Moderate Financial risk profile
The group’s financial risk profile is moderate marked by moderate net worth of Rs.7.80 crore as on 31 March 2022 as against Rs.5.83 crore as on 31 March, 2021. The group follows moderate leverage policy. The gearing (debt-equity) stood at 1.38 times as on 31 March, 2022 as against 1.56 times as on 31 March, 2021. The improvement is majorly on account of accretion of reserves.

The interest coverage ratio stood comfortable at 4.35 times for FY2022 as against 2.48 times for FY2021. The DSCR stood at 1.44 times for FY2022 as compared to 0.91 times for FY2021. Coverage indicator in FY 22 are higher due to high operating margin in FY 22 in comparison to FY 21.

The Net Cash Accruals to Total debt stood at 0.22 times as on FY2022 and 0.12 times for FY2021. The Total outside liabilities to Tangible net worth (TOL/TNW) stood at 3.29 times in FY2022 as against 4.01 times for FY2021. Debt to EBITDA stood at 2.65 times for FY 22 as against 3.47 times for FY 21.
Weaknesses
­Working capital management
The group’s operations are working capital intensive in nature as reflected by its gross current asset (GCA) days of around 98 days as on March 31, 2022 as against 94 days as on March 31, 2021.The Inventory days stood moderated at 63 days as on March 31, 2022 as against 52 days as on March 31, 2022 while the debtor days improved to 26 days as on March 31, 2022 as against 29 days March 31, 2021. The creditor days stood moderated at 30 days as on March 31, FY2022 as against 34 days as on March 31, 2022.
Utilization of fund based working capital limits remains high at ~82 percent and Non fund based Limit utilization at ~59 percent in last one year ended January 2023.
Rating Sensitivities
­Significant Improvement in revenues and profitability
Stretch in working capital cycle leading to deterioration in financial risk profile and liquidity
 
Material Covenants
­None 
 
Liquidity Position
Adequate
­The group’s liquidity profile remained adequate marked by adequate net cash accruals against its maturing debt obligations. The group generated cash accruals of Rs.2.38 Cr in FY2022 as against its maturing debt obligation of 1.37 Cr in the same period. The adequate liquidity position is also supported by additional cushion available in working capital limits. (~82% utilization in last one year ended January 2023). The group maintains unencumbered cash and bank balances of Rs. 0.36 crore as on March 31, 2022. The current ratio of the group stood at 1.24 times as on March 31, 2022.
 
Outlook: Stable
­Acuité believes that group will maintain a 'Stable' outlook over the medium term backed by its experienced management and established track record. The outlook may be revised to 'Positive' in case of a significant improvement in its revenues and profitability while maintaining its working capital cycle. Conversely, the outlook may be revised to 'Negative' in case of a decline in revenue and profitability, stretch in its working capital cycle leading to deterioration in financial risk profile and liquidity position.

» Extracted records
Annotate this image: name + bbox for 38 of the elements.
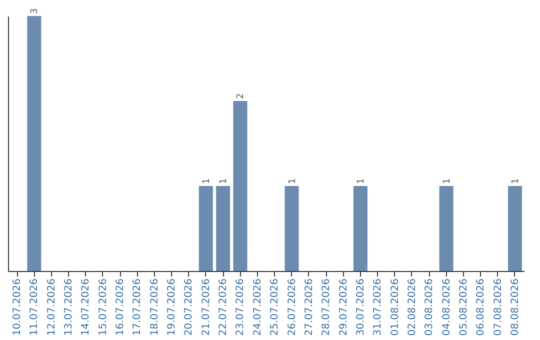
x-tick-label: 26.07.2026 xyxy=(286,278,298,336)
x-tick-label: 12.07.2026 xyxy=(46,278,58,336)
x-tick-label: 29.07.2026 xyxy=(338,278,350,336)
x-tick-label: 23.07.2026 xyxy=(235,278,246,336)
x-tick-label: 22.07.2026 xyxy=(218,278,230,336)
x-tick-label: 19.07.2026 xyxy=(166,278,178,336)
data-label: 1 xyxy=(219,178,230,184)
x-tick-label: 10.07.2026 xyxy=(12,278,24,336)
data-label: 1 xyxy=(356,178,366,184)
x-tick-label: 16.07.2026 xyxy=(115,278,126,336)
x-tick-label: 17.07.2026 xyxy=(132,278,144,336)
x-tick-label: 05.08.2026 xyxy=(458,278,470,336)
x-tick-label: 07.08.2026 xyxy=(492,278,504,336)
x-tick-label: 30.07.2026 xyxy=(355,278,366,336)
x-tick-label: 20.07.2026 xyxy=(184,278,195,336)
x-tick-label: 27.07.2026 xyxy=(304,278,315,336)
data-label: 1 xyxy=(202,178,212,184)
x-tick-label: 28.07.2026 xyxy=(321,278,332,336)
x-tick-label: 01.08.2026 xyxy=(390,278,401,336)
data-label: 3 xyxy=(30,8,40,14)
x-tick-label: 13.07.2026 xyxy=(64,278,75,336)
data-label: 1 xyxy=(288,178,298,184)
x-tick-label: 11.07.2026 xyxy=(29,278,40,336)
data-label: 1 xyxy=(510,178,521,184)
x-tick-label: 08.08.2026 xyxy=(510,278,521,336)
x-tick-label: 03.08.2026 xyxy=(424,278,436,336)
x-tick-label: 21.07.2026 xyxy=(200,278,212,336)
x-tick-label: 31.07.2026 xyxy=(372,278,384,336)
x-tick-label: 02.08.2026 xyxy=(406,278,418,336)
x-tick-label: 15.07.2026 xyxy=(98,278,109,336)
data-label: 1 xyxy=(442,178,452,184)
x-tick-label: 14.07.2026 xyxy=(80,278,92,336)
data-label: 2 xyxy=(236,93,246,99)
x-tick-label: 18.07.2026 xyxy=(149,278,160,336)
x-tick-label: 06.08.2026 xyxy=(476,278,487,336)
x-tick-label: 04.08.2026 xyxy=(441,278,452,336)
x-tick-label: 25.07.2026 xyxy=(270,278,281,336)
x-tick-label: 24.07.2026 xyxy=(252,278,264,336)
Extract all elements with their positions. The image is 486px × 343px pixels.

» Instructions
1) Reproduce the stretch of the credit rating text from "Material Covenants" through "times as on March 31, 2022.".
2) Answer these questions using the credit rating text.
(a) What was the group's net worth as on 31 March 2022?
(b) At what level did the group's current ratio stand as on March 31, 2022?
(c) What outlook is assigned to the group?

» Results of the tasks
1)
Material Covenants
­None 
 
Liquidity Position
Adequate
­The group’s liquidity profile remained adequate marked by adequate net cash accruals against its maturing debt obligations. The group generated cash accruals of Rs.2.38 Cr in FY2022 as against its maturing debt obligation of 1.37 Cr in the same period. The adequate liquidity position is also supported by additional cushion available in working capital limits. (~82% utilization in last one year ended January 2023). The group maintains unencumbered cash and bank balances of Rs. 0.36 crore as on March 31, 2022. The current ratio of the group stood at 1.24 times as on March 31, 2022.

2)
(a) Rs.7.80 crore
(b) 1.24 times
(c) Stable